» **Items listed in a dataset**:
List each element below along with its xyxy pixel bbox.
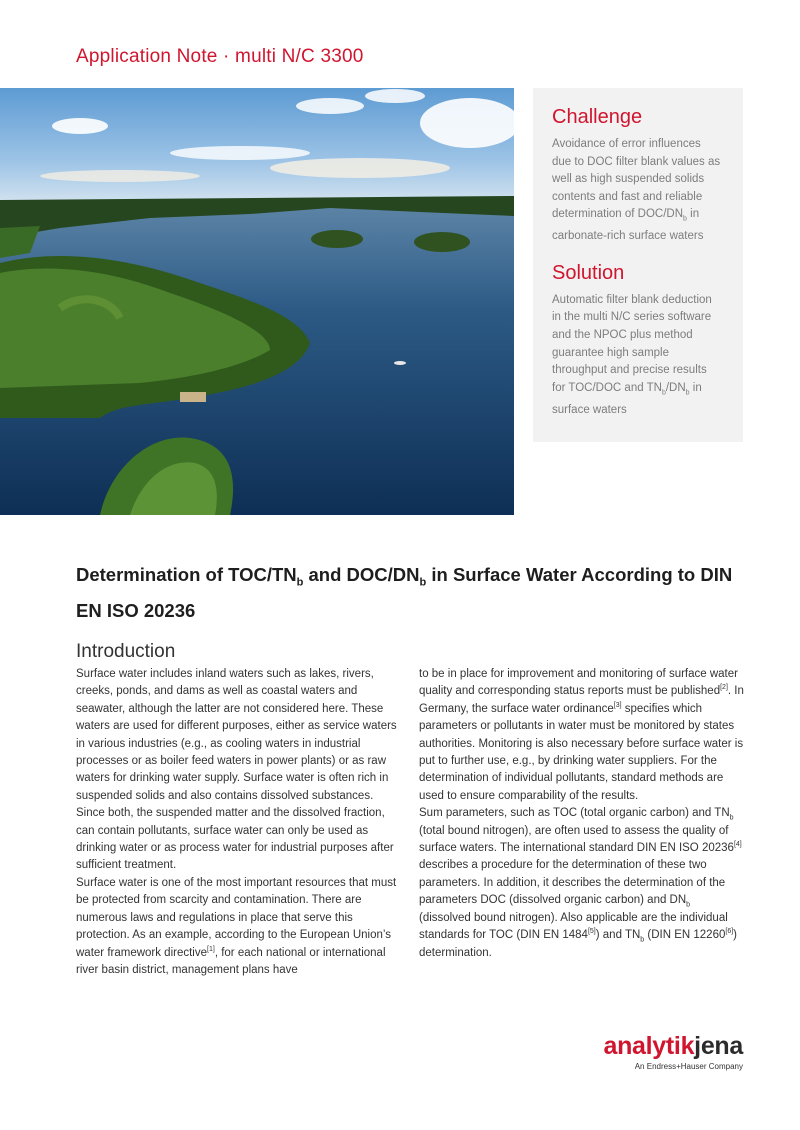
logo-tagline: An Endress+Hauser Company [634, 1062, 743, 1071]
solution-text: Automatic filter blank deduction in the multi N/C series software and the NPOC plus method guarantee high sample throughput and precise results for TOC/DOC and $TN_b/DN_b$ in surface waters [552, 293, 712, 416]
intro-paragraph: Sum parameters, such as TOC (total organic carbon) and $TN_b$ (total bound nitrogen), are often used to assess the quality of surface waters. The international standard DIN EN ISO 20236[4] describes a procedure for the determination of these two parameters. In addition, it describes the determination of the parameters DOC (dissolved organic carbon) and $DN_b$ (dissolved bound nitrogen). Also applicable are the individual standards for TOC (DIN EN 1484[5]) and $TN_b$ (DIN EN 12260[6]) determination. [419, 807, 742, 959]
solution-heading: Solution [552, 261, 625, 284]
challenge-solution-panel [533, 88, 743, 442]
introduction-heading: Introduction [76, 641, 176, 662]
intro-paragraph: Surface water is one of the most important resources that must be protected from scarcity and contamination. There are numerous laws and regulations in place that serve this protection. As an example, according to the European Union’s water framework directive[1], for each national or international river basin district, management plans have [76, 876, 397, 976]
analytik-jena-logo: analytikjena An Endress+Hauser Company [603, 1032, 743, 1071]
intro-paragraph: to be in place for improvement and monitoring of surface water quality and corresponding status reports must be published[2]. In Germany, the surface water ordinance[3] specifies which parameters or pollutants in water must be monitored by states authorities. Monitoring is also necessary before surface water is put to further use, e.g., by drinking water suppliers. For the determination of individual pollutants, standard methods are used to ensure comparability of the results. [419, 668, 744, 802]
challenge-text: Avoidance of error influences due to DOC filter blank values as well as high suspended solids contents and fast and reliable determination of DOC/$DN_b$ in carbonate-rich surface waters [552, 138, 721, 243]
intro-paragraph: Surface water includes inland waters such as lakes, rivers, creeks, ponds, and dams as well as coastal waters and seawater, although the latter are not considered here. These waters are used for different purposes, either as service waters in various industries (e.g., as cooling waters in industrial processes or as boiler feed waters in power plants) or as raw waters for drinking water supply. Surface water is often rich in suspended solids and also contains dissolved substances. Since both, the suspended matter and the dissolved fraction, can contain pollutants, surface water can only be used as drinking water or as process water for industrial purposes after sufficient treatment. [76, 668, 397, 872]
intro-left-column [76, 666, 401, 979]
intro-right-column [419, 666, 744, 962]
document-title: Determination of TOC/$TN_b$ and DOC/$DN_b$ in Surface Water According to DIN EN ISO 20236 [76, 564, 733, 621]
challenge-heading: Challenge [552, 106, 643, 128]
page-header-title: Application Note · multi N/C 3300 [76, 46, 364, 67]
lake-aerial-photo [0, 88, 514, 515]
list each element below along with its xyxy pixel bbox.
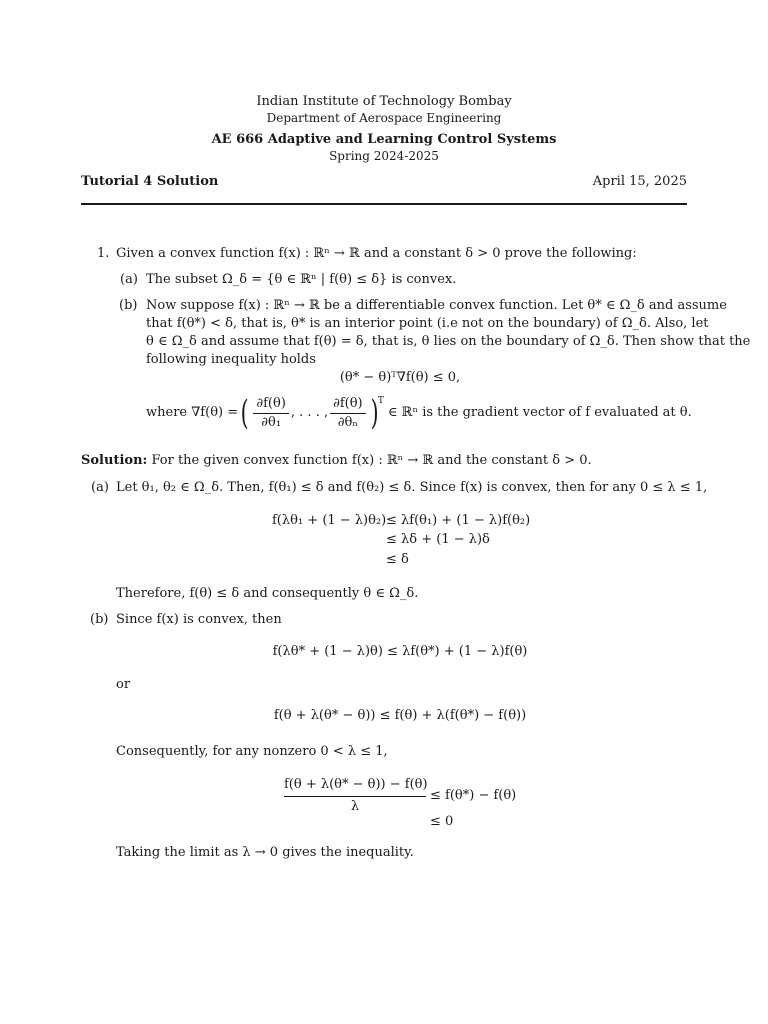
solution-b-frac-rhs1: ≤ f(θ*) − f(θ) [430, 788, 517, 803]
solution-a-label: (a) [91, 480, 109, 495]
part-b-label: (b) [119, 298, 138, 313]
course-title: AE 666 Adaptive and Learning Control Systems [211, 132, 557, 147]
term: Spring 2024-2025 [329, 149, 439, 163]
department-name: Department of Aerospace Engineering [266, 111, 502, 125]
header-rule [81, 203, 687, 205]
solution-a-text: Let θ₁, θ₂ ∈ Ω_δ. Then, f(θ₁) ≤ δ and f(θ₂) ≤ δ. Since f(x) is convex, then for any 0 ≤ λ ≤ 1, [116, 480, 708, 495]
solution-b-eq1: f(λθ* + (1 − λ)θ) ≤ λf(θ*) + (1 − λ)f(θ) [272, 644, 528, 659]
right-paren: ) [370, 393, 379, 433]
part-b-line4: following inequality holds [146, 352, 316, 367]
part-b-line1: Now suppose f(x) : ℝⁿ → ℝ be a differentiable convex function. Let θ* ∈ Ω_δ and assume [146, 298, 727, 313]
doc-title: Tutorial 4 Solution [81, 174, 219, 189]
grad-den-1: ∂θ₁ [261, 414, 282, 430]
solution-label: Solution: [81, 453, 148, 468]
solution-b-frac-num: f(θ + λ(θ* − θ)) − f(θ) [284, 776, 426, 797]
solution-b-label: (b) [90, 612, 109, 627]
grad-fraction-2 [330, 396, 366, 431]
solution-b-frac-rhs2: ≤ 0 [430, 814, 454, 829]
solution-b-or: or [116, 677, 131, 692]
solution-b-consequently: Consequently, for any nonzero 0 < λ ≤ 1, [116, 744, 388, 759]
solution-intro-line [81, 452, 592, 470]
transpose-mark: T [377, 396, 384, 406]
institute-name: Indian Institute of Technology Bombay [256, 94, 512, 109]
problem-intro: Given a convex function f(x) : ℝⁿ → ℝ and a constant δ > 0 prove the following: [116, 246, 637, 261]
grad-den-2: ∂θₙ [337, 414, 358, 430]
solution-b-frac-den: λ [350, 799, 360, 814]
grad-separator: , . . . , [290, 405, 329, 420]
doc-date: April 15, 2025 [592, 174, 687, 189]
solution-b-final: Taking the limit as λ → 0 gives the inequality. [116, 845, 414, 860]
solution-intro: For the given convex function f(x) : ℝⁿ → ℝ and the constant δ > 0. [151, 453, 592, 468]
solution-a-eq1-lhs: f(λθ₁ + (1 − λ)θ₂) [272, 513, 387, 528]
part-a-text: The subset Ω_δ = {θ ∈ ℝⁿ | f(θ) ≤ δ} is convex. [146, 272, 457, 287]
part-a-label: (a) [120, 272, 138, 287]
solution-b-eq2: f(θ + λ(θ* − θ)) ≤ f(θ) + λ(f(θ*) − f(θ)) [273, 708, 527, 723]
where-prefix: where ∇f(θ) = [146, 405, 239, 420]
inequality-statement: (θ* − θ)ᵀ∇f(θ) ≤ 0, [339, 370, 461, 385]
solution-a-eq1-rhs: ≤ λf(θ₁) + (1 − λ)f(θ₂) [386, 513, 531, 528]
part-b-line3: θ ∈ Ω_δ and assume that f(θ) = δ, that is, θ lies on the boundary of Ω_δ. Then show that the [146, 334, 751, 349]
problem-number: 1. [97, 246, 110, 261]
solution-a-eq2-rhs: ≤ λδ + (1 − λ)δ [386, 532, 490, 547]
where-suffix: ∈ ℝⁿ is the gradient vector of f evaluated at θ. [387, 405, 692, 420]
grad-num-2: ∂f(θ) [330, 396, 366, 414]
part-b-line2: that f(θ*) < δ, that is, θ* is an interior point (i.e not on the boundary) of Ω_δ. Also, let [146, 316, 709, 331]
solution-b-text: Since f(x) is convex, then [116, 612, 282, 627]
solution-a-eq3-rhs: ≤ δ [386, 552, 409, 567]
left-paren: ( [240, 393, 249, 433]
gradient-definition [146, 390, 692, 436]
grad-num-1: ∂f(θ) [253, 396, 289, 414]
solution-a-conclusion: Therefore, f(θ) ≤ δ and consequently θ ∈ Ω_δ. [116, 586, 419, 601]
grad-fraction-1 [253, 396, 289, 431]
solution-b-fraction [284, 776, 426, 816]
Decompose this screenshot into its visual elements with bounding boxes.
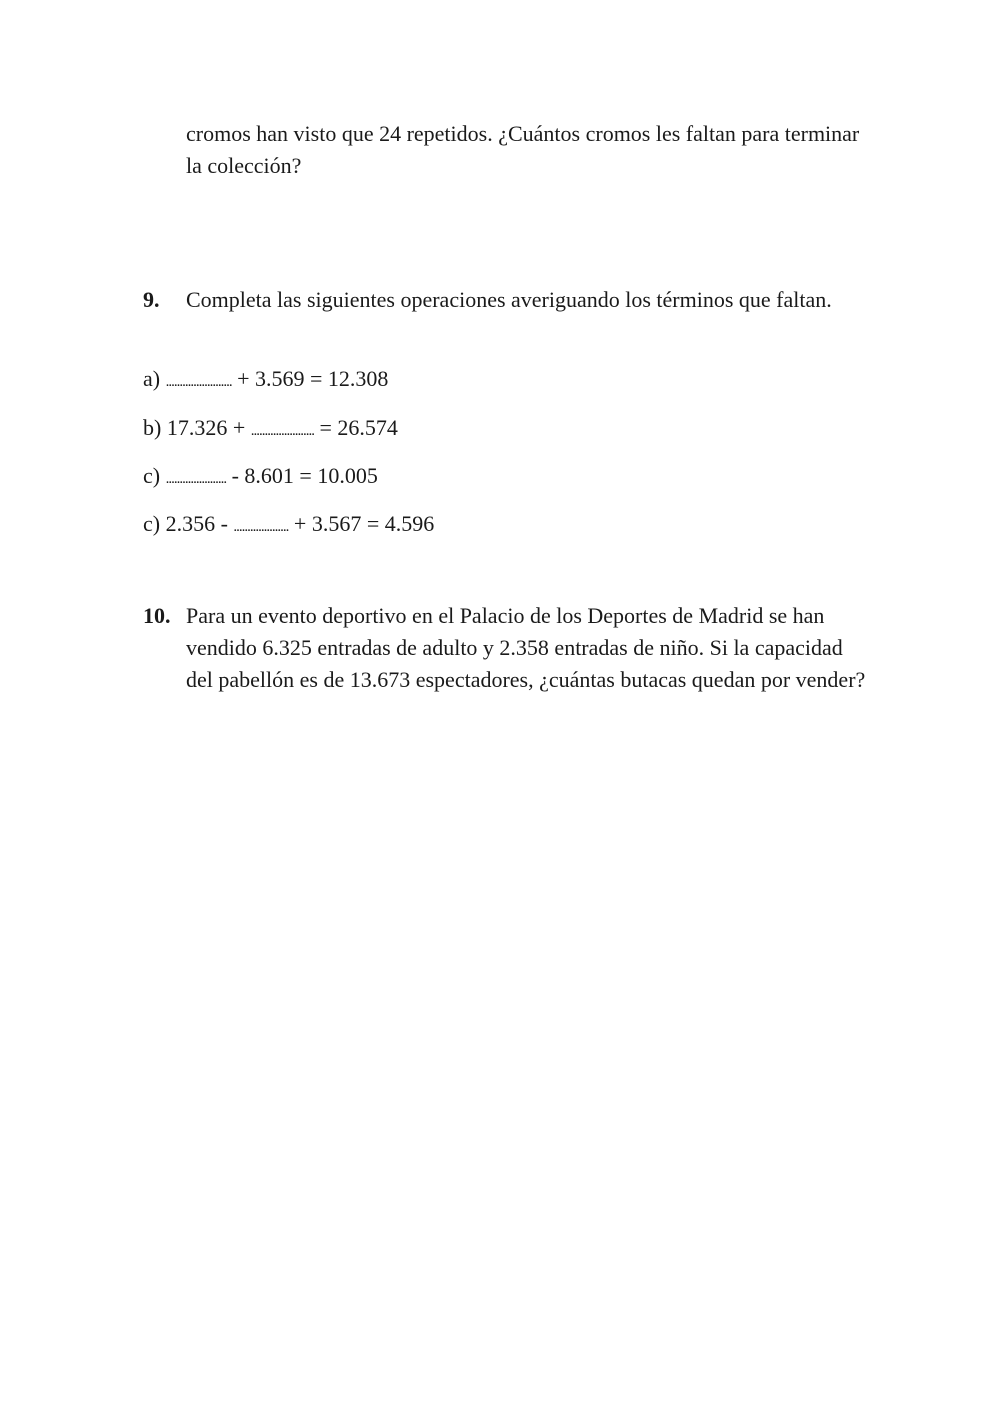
equation-suffix: + 3.567 = 4.596 bbox=[288, 511, 435, 536]
answer-blank[interactable]: ....................... bbox=[250, 423, 314, 439]
answer-blank[interactable]: ...................... bbox=[165, 471, 227, 487]
equation-prefix: c) 2.356 - bbox=[143, 511, 234, 536]
equation-prefix: b) 17.326 + bbox=[143, 415, 251, 440]
equation-b bbox=[143, 412, 398, 447]
equation-suffix: + 3.569 = 12.308 bbox=[231, 366, 389, 391]
question-10-number: 10. bbox=[143, 603, 171, 628]
answer-blank[interactable]: .................... bbox=[233, 519, 289, 535]
equation-c bbox=[143, 460, 378, 495]
equation-d bbox=[143, 508, 434, 543]
equation-a bbox=[143, 363, 388, 398]
question-9-number: 9. bbox=[143, 287, 160, 312]
equation-suffix: = 26.574 bbox=[313, 415, 398, 440]
equation-prefix: c) bbox=[143, 463, 166, 488]
equation-suffix: - 8.601 = 10.005 bbox=[226, 463, 378, 488]
equation-prefix: a) bbox=[143, 366, 166, 391]
question-9-text: Completa las siguientes operaciones averiguando los términos que faltan. bbox=[186, 287, 832, 312]
question-10-text: Para un evento deportivo en el Palacio de los Deportes de Madrid se han vendido 6.325 entradas de adulto y 2.358 entradas de niño. Si la capacidad del pabellón es de 13.673 espectadores, ¿cuántas butacas quedan por vender? bbox=[186, 603, 866, 692]
answer-blank[interactable]: ........................ bbox=[165, 374, 232, 390]
question-8-continuation: cromos han visto que 24 repetidos. ¿Cuántos cromos les faltan para terminar la colección? bbox=[186, 121, 860, 178]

» **THE REQUEST**:
Rewrite the stretch from the line containing "equation-suffix: + 3.567" through the end of the entries as a numbered list, skipping any blank lines.

» **COMPLETED EXERCISE**:
1. equation-suffix: + 3.567 = 4.596 bbox=[288, 511, 435, 536]
2. answer-blank[interactable]: ....................... bbox=[250, 423, 314, 439]
3. answer-blank[interactable]: ...................... bbox=[165, 471, 227, 487]
4. equation-prefix: c) 2.356 - bbox=[143, 511, 234, 536]
5. equation-prefix: b) 17.326 + bbox=[143, 415, 251, 440]
6. equation-b bbox=[143, 412, 398, 447]
7. equation-suffix: + 3.569 = 12.308 bbox=[231, 366, 389, 391]
8. question-10-number: 10. bbox=[143, 603, 171, 628]
9. answer-blank[interactable]: .................... bbox=[233, 519, 289, 535]
10. equation-c bbox=[143, 460, 378, 495]
11. equation-d bbox=[143, 508, 434, 543]
12. equation-a bbox=[143, 363, 388, 398]
13. question-9-number: 9. bbox=[143, 287, 160, 312]
14. equation-suffix: = 26.574 bbox=[313, 415, 398, 440]
15. equation-prefix: c) bbox=[143, 463, 166, 488]
16. equation-suffix: - 8.601 = 10.005 bbox=[226, 463, 378, 488]
17. equation-prefix: a) bbox=[143, 366, 166, 391]
18. question-9-text: Completa las siguientes operaciones averiguando los términos que faltan. bbox=[186, 287, 832, 312]
19. question-10-text: Para un evento deportivo en el Palacio de los Deportes de Madrid se han vendido 6.325 entradas de adulto y 2.358 entradas de niño. Si la capacidad del pabellón es de 13.673 espectadores, ¿cuántas butacas quedan por vender? bbox=[186, 603, 866, 692]
20. answer-blank[interactable]: ........................ bbox=[165, 374, 232, 390]
21. question-8-continuation: cromos han visto que 24 repetidos. ¿Cuántos cromos les faltan para terminar la colección? bbox=[186, 121, 860, 178]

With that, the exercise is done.